(Saved entries)
★ ★ ★ ★ ★
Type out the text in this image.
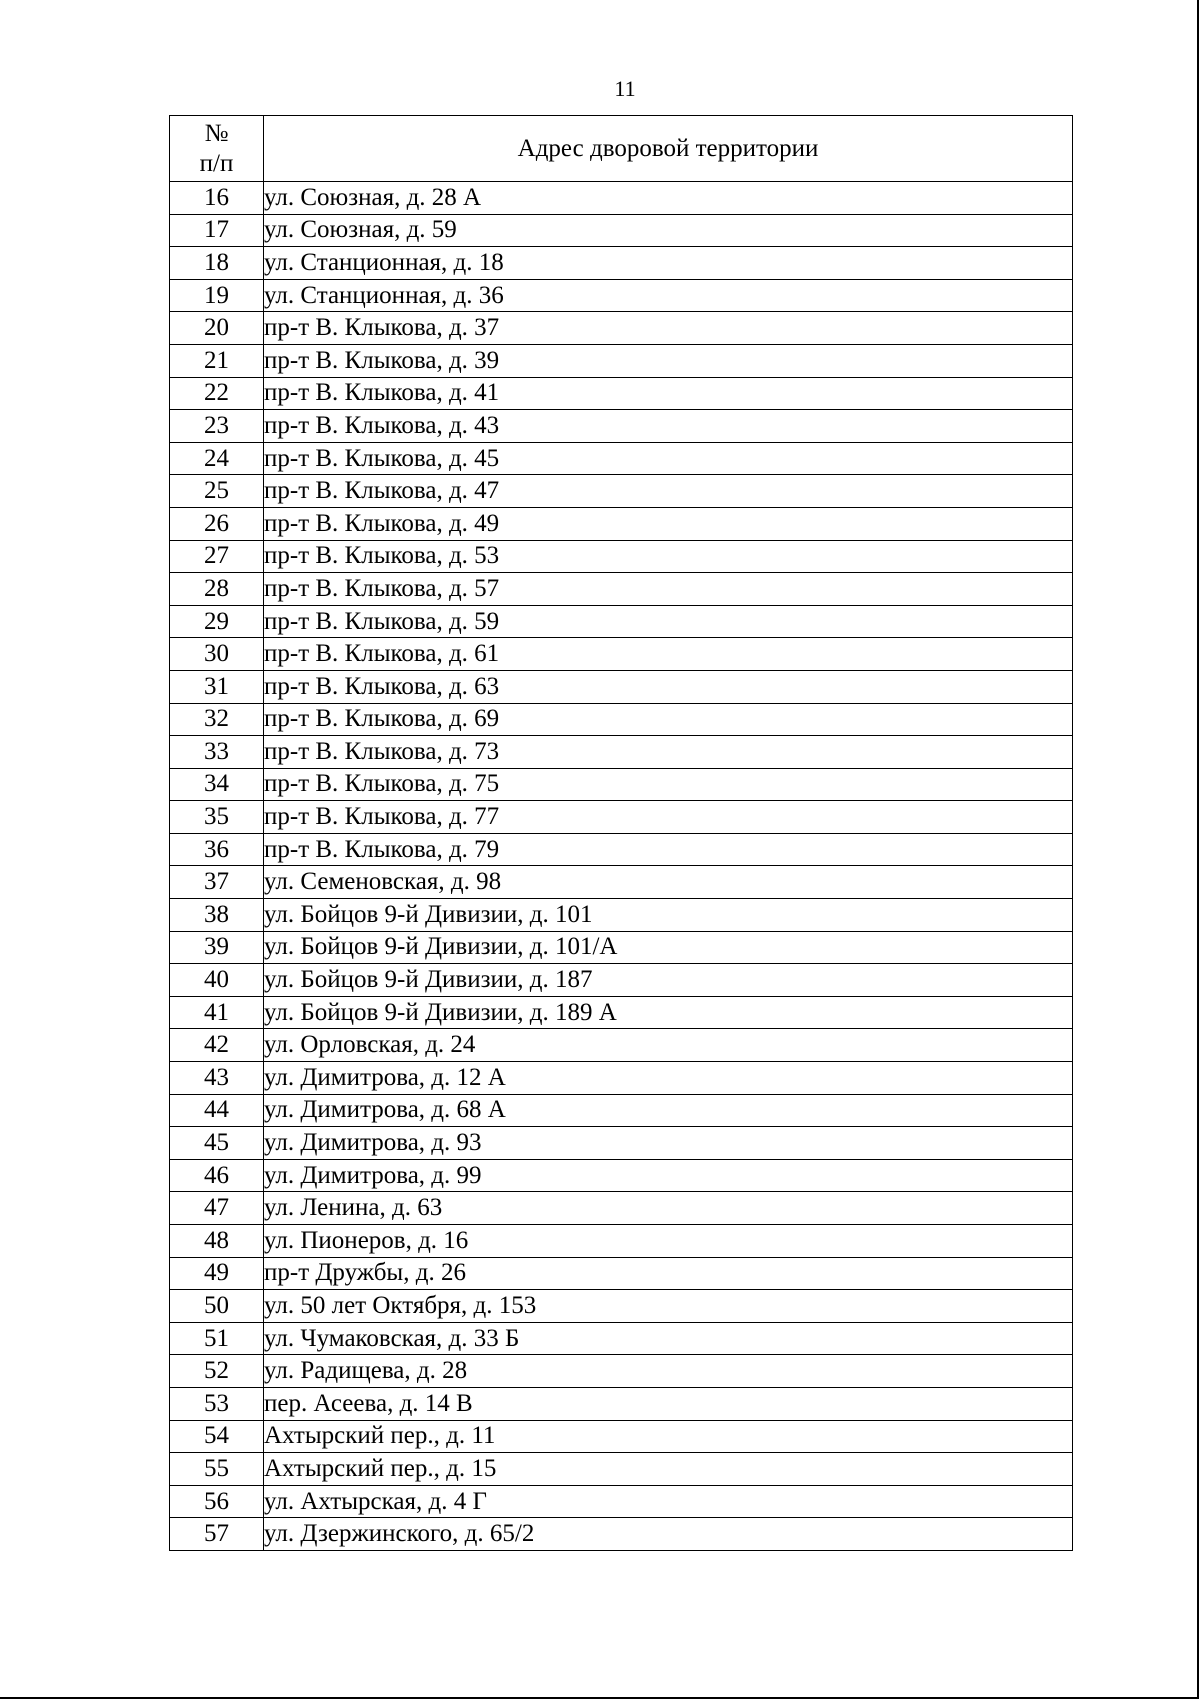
11
№
п/п	Адрес дворовой территории
16	ул. Союзная, д. 28 А
17	ул. Союзная, д. 59
18	ул. Станционная, д. 18
19	ул. Станционная, д. 36
20	пр-т В. Клыкова, д. 37
21	пр-т В. Клыкова, д. 39
22	пр-т В. Клыкова, д. 41
23	пр-т В. Клыкова, д. 43
24	пр-т В. Клыкова, д. 45
25	пр-т В. Клыкова, д. 47
26	пр-т В. Клыкова, д. 49
27	пр-т В. Клыкова, д. 53
28	пр-т В. Клыкова, д. 57
29	пр-т В. Клыкова, д. 59
30	пр-т В. Клыкова, д. 61
31	пр-т В. Клыкова, д. 63
32	пр-т В. Клыкова, д. 69
33	пр-т В. Клыкова, д. 73
34	пр-т В. Клыкова, д. 75
35	пр-т В. Клыкова, д. 77
36	пр-т В. Клыкова, д. 79
37	ул. Семеновская, д. 98
38	ул. Бойцов 9-й Дивизии, д. 101
39	ул. Бойцов 9-й Дивизии, д. 101/А
40	ул. Бойцов 9-й Дивизии, д. 187
41	ул. Бойцов 9-й Дивизии, д. 189 А
42	ул. Орловская, д. 24
43	ул. Димитрова, д. 12 А
44	ул. Димитрова, д. 68 А
45	ул. Димитрова, д. 93
46	ул. Димитрова, д. 99
47	ул. Ленина, д. 63
48	ул. Пионеров, д. 16
49	пр-т Дружбы, д. 26
50	ул. 50 лет Октября, д. 153
51	ул. Чумаковская, д. 33 Б
52	ул. Радищева, д. 28
53	пер. Асеева, д. 14 В
54	Ахтырский пер., д. 11
55	Ахтырский пер., д. 15
56	ул. Ахтырская, д. 4 Г
57	ул. Дзержинского, д. 65/2
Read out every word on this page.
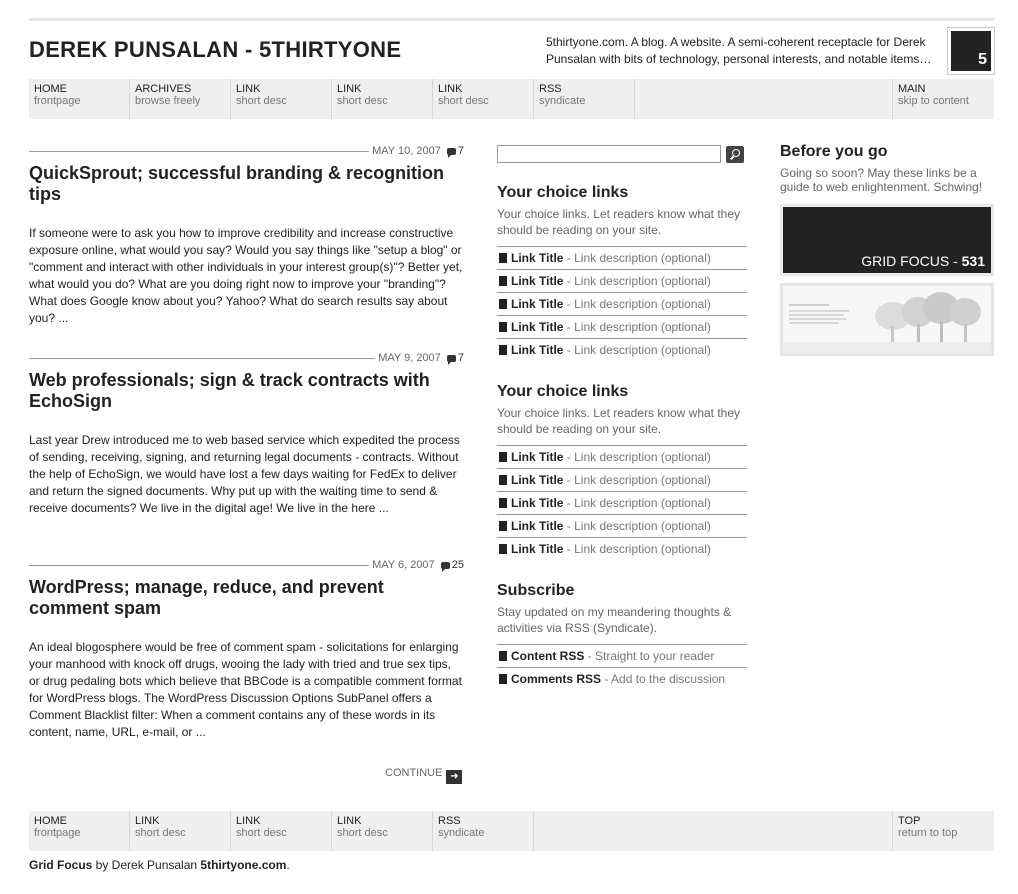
DEREK PUNSALAN - 5THIRTYONE	5thirtyone.com. A blog. A website. A semi-coherent receptacle for Derek Punsalan with bits of technology, personal interests, and notable items…	5
HOME
frontpage
ARCHIVES
browse freely
LINK
short desc
LINK
short desc
LINK
short desc
RSS
syndicate
MAIN
skip to content
MAY 10, 2007 7
QuickSprout; successful branding & recognition tips

If someone were to ask you how to improve credibility and increase constructive exposure online, what would you say? Would you say things like "setup a blog" or "comment and interact with other individuals in your interest group(s)"? Better yet, what would you do? What are you doing right now to improve your "branding"? What does Google know about you? Yahoo? What do search results say about you? ...

MAY 9, 2007 7
Web professionals; sign & track contracts with EchoSign

Last year Drew introduced me to web based service which expedited the process of sending, receiving, signing, and returning legal documents - contracts. Without the help of EchoSign, we would have lost a few days waiting for FedEx to deliver and return the signed documents. Why put up with the waiting time to send & receive documents? We live in the digital age! We live in the here ...

MAY 6, 2007 25
WordPress; manage, reduce, and prevent comment spam

An ideal blogosphere would be free of comment spam - solicitations for enlarging your manhood with knock off drugs, wooing the lady with tried and true sex tips, or drug pedaling bots which believe that BBCode is a compatible comment format for WordPress blogs. The WordPress Discussion Options SubPanel offers a Comment Blacklist filter: When a comment contains any of these words in its content, name, URL, e-mail, or ...

CONTINUE ➜
Your choice links
Your choice links. Let readers know what they should be reading on your site.
Link Title - Link description (optional)
Link Title - Link description (optional)
Link Title - Link description (optional)
Link Title - Link description (optional)
Link Title - Link description (optional)
Your choice links
Your choice links. Let readers know what they should be reading on your site.
Link Title - Link description (optional)
Link Title - Link description (optional)
Link Title - Link description (optional)
Link Title - Link description (optional)
Link Title - Link description (optional)
Subscribe
Stay updated on my meandering thoughts & activities via RSS (Syndicate).
Content RSS - Straight to your reader
Comments RSS - Add to the discussion
Before you go
Going so soon? May these links be a guide to web enlightenment. Schwing!
GRID FOCUS - 531
HOME
frontpage
LINK
short desc
LINK
short desc
LINK
short desc
RSS
syndicate
TOP
return to top
Grid Focus by Derek Punsalan 5thirtyone.com.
★ ★ ★ ★ ★
Stated task: Pick out and copy the lines of the entries that hold the string "Димитрова".

Output of the exercise:
43	ул. Димитрова, д. 12 А
44	ул. Димитрова, д. 68 А
45	ул. Димитрова, д. 93
46	ул. Димитрова, д. 99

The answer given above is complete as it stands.